Source document:
┌──

Second Conference (2017)

of the Association of Rhetoric & Writing Studies


Call for Proposals (CFP)

October 18 - October 20, 2017

At this point in the historical trajectory of undergraduate programs in rhetoric and writing, it seems a good time to ask ourselves some hard questions about what we as scholars and teachers in rhetoric and writing studies are doing, how we’re doing it, and how we might do it even better. Studies of undergraduate programs across other disciplines suggest an articulated program philosophy, strong program integrity, and thoughtful measurement of individual program indicators correlate to more effective achievement of program goals and objectives (Conrad and Miller; de Gaston, et al; Lowenkamp, et al; Saxon et al). Questions in each of these domains can serve us in rhetoric and writing as heuristics by which to not only examine the effectiveness of existing programs, but also to guide the planning and development of future programs.

To this end, we invite proposals that address (but which are not limited to) the following:

Program philosophy

  • How are theories of knowledge work articulated? 

  • How are theories of practice conceived?

  • How is alignment with institutional mission and constituency factored?

  • How are different stakeholders accommodated?

  • What are the ramifications of a weak program philosophy?

  • What is the importance of a disciplinary axiological framework for an effective program philosophy?

└──

Supplied information:
┌──

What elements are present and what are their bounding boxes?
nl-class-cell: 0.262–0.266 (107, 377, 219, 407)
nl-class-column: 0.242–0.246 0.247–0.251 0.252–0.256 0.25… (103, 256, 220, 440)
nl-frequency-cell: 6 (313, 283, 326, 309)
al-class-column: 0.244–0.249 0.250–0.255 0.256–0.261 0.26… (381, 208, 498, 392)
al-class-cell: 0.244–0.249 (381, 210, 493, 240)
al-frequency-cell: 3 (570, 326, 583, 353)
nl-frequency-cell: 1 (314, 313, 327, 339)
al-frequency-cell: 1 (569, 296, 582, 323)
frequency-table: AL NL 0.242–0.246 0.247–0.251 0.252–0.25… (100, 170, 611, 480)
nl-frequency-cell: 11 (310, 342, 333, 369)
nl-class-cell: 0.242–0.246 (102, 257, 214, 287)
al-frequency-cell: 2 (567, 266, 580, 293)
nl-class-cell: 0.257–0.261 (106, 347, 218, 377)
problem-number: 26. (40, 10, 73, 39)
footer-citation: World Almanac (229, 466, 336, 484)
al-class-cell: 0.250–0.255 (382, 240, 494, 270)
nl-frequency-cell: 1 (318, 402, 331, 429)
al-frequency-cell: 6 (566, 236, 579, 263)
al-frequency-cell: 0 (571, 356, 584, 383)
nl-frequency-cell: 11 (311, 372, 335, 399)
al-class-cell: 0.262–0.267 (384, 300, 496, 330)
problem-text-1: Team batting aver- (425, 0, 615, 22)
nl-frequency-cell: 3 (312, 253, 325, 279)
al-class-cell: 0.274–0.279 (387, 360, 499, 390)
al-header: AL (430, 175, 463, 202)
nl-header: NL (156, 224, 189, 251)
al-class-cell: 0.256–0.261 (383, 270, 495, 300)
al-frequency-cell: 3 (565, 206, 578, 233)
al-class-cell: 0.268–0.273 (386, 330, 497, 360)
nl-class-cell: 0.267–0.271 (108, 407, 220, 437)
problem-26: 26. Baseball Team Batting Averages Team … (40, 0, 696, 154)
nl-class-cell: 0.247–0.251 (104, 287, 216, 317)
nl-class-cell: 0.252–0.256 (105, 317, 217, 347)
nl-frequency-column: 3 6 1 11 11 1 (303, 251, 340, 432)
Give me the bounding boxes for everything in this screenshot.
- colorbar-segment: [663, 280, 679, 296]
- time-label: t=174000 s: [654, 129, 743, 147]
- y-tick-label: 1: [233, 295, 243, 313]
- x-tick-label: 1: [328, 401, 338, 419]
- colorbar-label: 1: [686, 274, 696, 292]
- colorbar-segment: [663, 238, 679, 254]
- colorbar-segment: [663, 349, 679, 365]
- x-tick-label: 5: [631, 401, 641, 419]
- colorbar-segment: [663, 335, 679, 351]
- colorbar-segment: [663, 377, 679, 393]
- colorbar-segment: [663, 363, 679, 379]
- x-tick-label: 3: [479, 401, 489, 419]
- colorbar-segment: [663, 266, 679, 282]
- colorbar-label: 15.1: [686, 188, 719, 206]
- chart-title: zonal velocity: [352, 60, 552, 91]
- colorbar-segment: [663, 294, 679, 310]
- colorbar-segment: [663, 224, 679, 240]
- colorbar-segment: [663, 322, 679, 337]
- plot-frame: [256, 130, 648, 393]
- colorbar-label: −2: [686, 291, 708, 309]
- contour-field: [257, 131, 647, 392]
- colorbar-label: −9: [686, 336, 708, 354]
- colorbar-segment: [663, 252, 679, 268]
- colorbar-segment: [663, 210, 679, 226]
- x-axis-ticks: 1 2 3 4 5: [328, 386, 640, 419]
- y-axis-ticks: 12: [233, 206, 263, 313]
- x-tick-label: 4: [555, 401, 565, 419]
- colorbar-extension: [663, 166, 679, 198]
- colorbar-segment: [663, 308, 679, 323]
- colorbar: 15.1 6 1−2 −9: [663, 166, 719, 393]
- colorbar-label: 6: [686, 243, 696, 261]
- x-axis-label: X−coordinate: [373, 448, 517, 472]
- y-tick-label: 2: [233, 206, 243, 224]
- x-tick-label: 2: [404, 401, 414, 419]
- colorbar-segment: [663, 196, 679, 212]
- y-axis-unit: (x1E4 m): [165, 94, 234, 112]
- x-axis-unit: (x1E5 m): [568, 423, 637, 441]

└──

Problem description: Carry on the conference call for proposals on undergraduate rhetoric and writing programs, starting after its last question about a disciplinary axiological framework.

Answer:
  • What subjectivity(ies) for students are imagined?

  • How is program philosophy effectively translated for students and the public?

Program integrity

  • How is a program philosophy effectively operationalized?

  • What constitutes a core curriculum?

  • How do bridge courses work (inter-disciplinary, cross-listings)?

  • How do general studies courses work with curriculum?

  • How is the explicit teaching of rhetoric successfully integrated with traditional upper-division level classes, e.g., professional writing and tech writing?

  • How does a student “experience” the core curriculum and how does this then scaffold work done in other courses (electives and special topics)? 

  • How do programs get a high degree of buy-in from faculty teaching in the program?

  • How is program integrity influenced by faculty with varied degrees of disciplinary knowledge?

  • How is program integrity pressured by other departmental programs and/or institutional entities?

Measurement of program goals and objectives

  • How and to what degree do courses, mentoring models, etc. align with program philosophy?

  • What individual program indicators might be identified to measure degree of alignment?

  • What methods might be used to collect data for measurement?

  • What is the potential for correlation of successful program indicators to writing centers, etc.?


The conference welcomes individual proposals as well as proposals for panels, roundtables, and posters. Conference sessions will be concurrent, lasting 60-90 minutes per session. Individual proposals will be grouped into conference sessions by topic. Presenters may also propose panels of 3 to 4 presenters, roundtables of 5 or more presenters, and poster presentations.

Faculty, graduate students, and undergraduate students may submit proposals.


Presenters should submit an abstract (~500 words/presenter) of the proposed presentation no later than May 15, 2017.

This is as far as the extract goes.